Requirement
Give the data below again exactly as written, without its pictures.

* begin Material provided *

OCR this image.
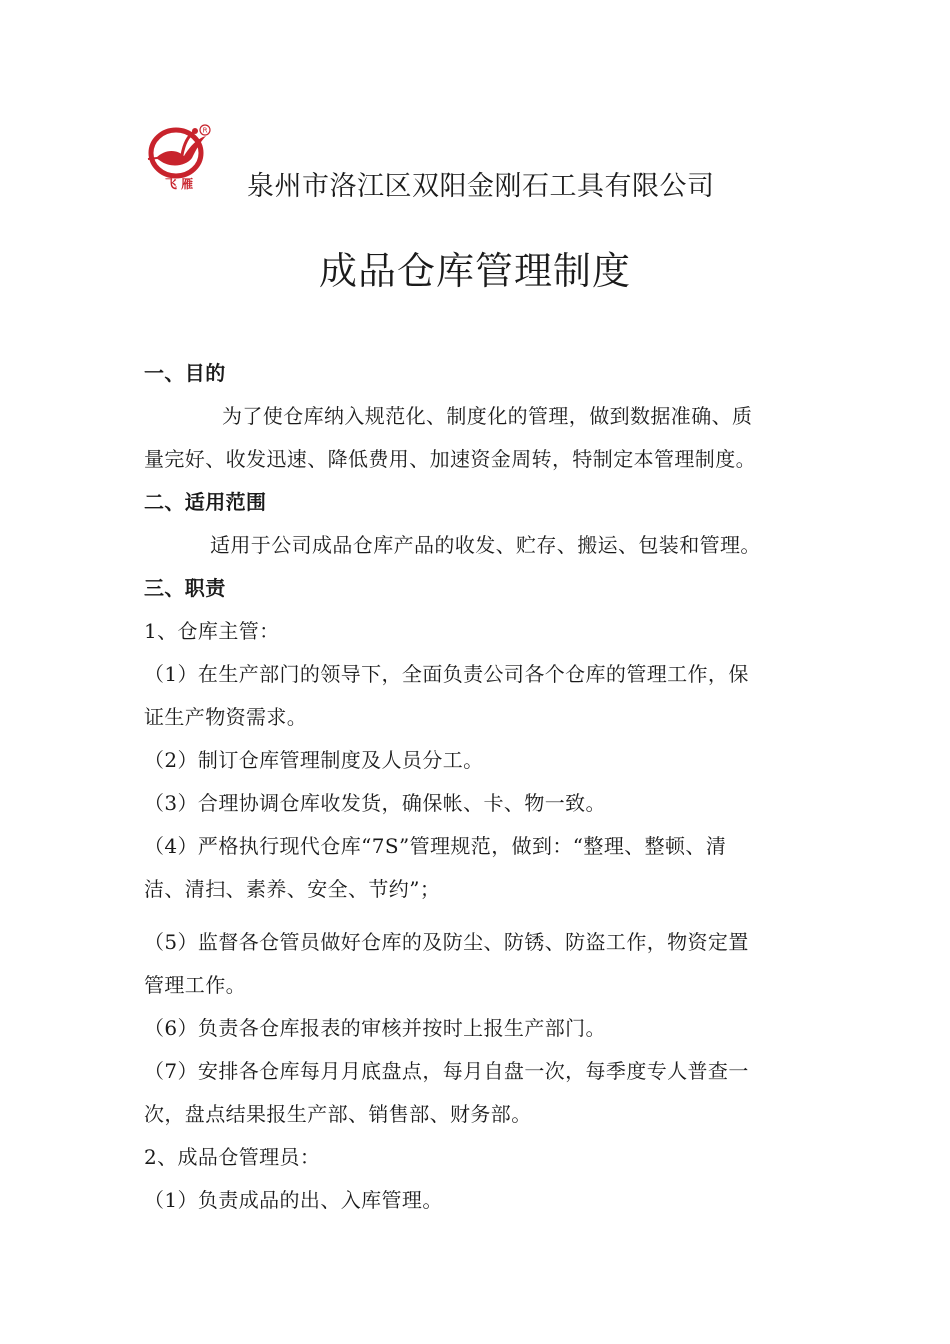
R
飞 雁 泉州市洛江区双阳金刚石工具有限公司
成品仓库管理制度
一、目的
为了使仓库纳入规范化、制度化的管理，做到数据准确、质
量完好、收发迅速、降低费用、加速资金周转，特制定本管理制度。
二、适用范围
适用于公司成品仓库产品的收发、贮存、搬运、包装和管理。
三、职责
1、仓库主管：
（1）在生产部门的领导下，全面负责公司各个仓库的管理工作，保
证生产物资需求。
（2）制订仓库管理制度及人员分工。
（3）合理协调仓库收发货，确保帐、卡、物一致。
（4）严格执行现代仓库“7S”管理规范，做到：“整理、整顿、清
洁、清扫、素养、安全、节约”；
（5）监督各仓管员做好仓库的及防尘、防锈、防盗工作，物资定置
管理工作。
（6）负责各仓库报表的审核并按时上报生产部门。
（7）安排各仓库每月月底盘点，每月自盘一次，每季度专人普查一
次，盘点结果报生产部、销售部、财务部。
2、成品仓管理员：
（1）负责成品的出、入库管理。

* end Material provided *

Output of the exercise
OCR this image.
R
飞 雁 泉州市洛江区双阳金刚石工具有限公司
成品仓库管理制度
一、目的
为了使仓库纳入规范化、制度化的管理，做到数据准确、质
量完好、收发迅速、降低费用、加速资金周转，特制定本管理制度。
二、适用范围
适用于公司成品仓库产品的收发、贮存、搬运、包装和管理。
三、职责
1、仓库主管：
（1）在生产部门的领导下，全面负责公司各个仓库的管理工作，保
证生产物资需求。
（2）制订仓库管理制度及人员分工。
（3）合理协调仓库收发货，确保帐、卡、物一致。
（4）严格执行现代仓库“7S”管理规范，做到：“整理、整顿、清
洁、清扫、素养、安全、节约”；
（5）监督各仓管员做好仓库的及防尘、防锈、防盗工作，物资定置
管理工作。
（6）负责各仓库报表的审核并按时上报生产部门。
（7）安排各仓库每月月底盘点，每月自盘一次，每季度专人普查一
次，盘点结果报生产部、销售部、财务部。
2、成品仓管理员：
（1）负责成品的出、入库管理。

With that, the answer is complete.